+++ EXCERPTED RECORDS +++

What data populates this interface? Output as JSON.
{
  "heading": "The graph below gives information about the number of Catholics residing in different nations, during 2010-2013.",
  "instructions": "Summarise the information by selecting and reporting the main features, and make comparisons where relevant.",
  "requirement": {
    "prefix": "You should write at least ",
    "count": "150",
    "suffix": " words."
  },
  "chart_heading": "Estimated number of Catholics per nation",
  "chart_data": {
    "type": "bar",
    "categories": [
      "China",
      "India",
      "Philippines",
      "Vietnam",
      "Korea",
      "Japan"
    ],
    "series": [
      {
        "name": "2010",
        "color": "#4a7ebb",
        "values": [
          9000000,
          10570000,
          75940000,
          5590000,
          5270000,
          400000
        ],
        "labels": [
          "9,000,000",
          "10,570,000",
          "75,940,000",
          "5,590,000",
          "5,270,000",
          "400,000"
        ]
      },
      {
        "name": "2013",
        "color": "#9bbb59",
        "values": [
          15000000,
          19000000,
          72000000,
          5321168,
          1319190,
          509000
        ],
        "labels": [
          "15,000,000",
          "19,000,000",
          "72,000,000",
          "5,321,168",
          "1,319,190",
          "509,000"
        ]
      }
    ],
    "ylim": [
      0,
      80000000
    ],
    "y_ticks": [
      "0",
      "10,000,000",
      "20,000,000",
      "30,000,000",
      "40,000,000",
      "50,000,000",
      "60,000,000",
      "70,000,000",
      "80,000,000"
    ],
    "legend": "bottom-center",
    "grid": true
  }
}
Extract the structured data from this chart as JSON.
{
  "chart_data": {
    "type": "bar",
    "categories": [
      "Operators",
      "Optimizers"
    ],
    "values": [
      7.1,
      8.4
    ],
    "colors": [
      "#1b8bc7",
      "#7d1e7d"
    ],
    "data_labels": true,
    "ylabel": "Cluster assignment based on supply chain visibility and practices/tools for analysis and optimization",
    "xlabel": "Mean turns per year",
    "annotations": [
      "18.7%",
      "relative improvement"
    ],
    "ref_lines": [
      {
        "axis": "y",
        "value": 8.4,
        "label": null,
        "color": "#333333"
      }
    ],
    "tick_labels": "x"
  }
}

+++

Copy every line in the entries above that has the string "information" in it.

  "heading": "The graph below gives information about the number of Catholics residing in different nations, during 2010-2013.",
  "instructions": "Summarise the information by selecting and reporting the main features, and make comparisons where relevant.",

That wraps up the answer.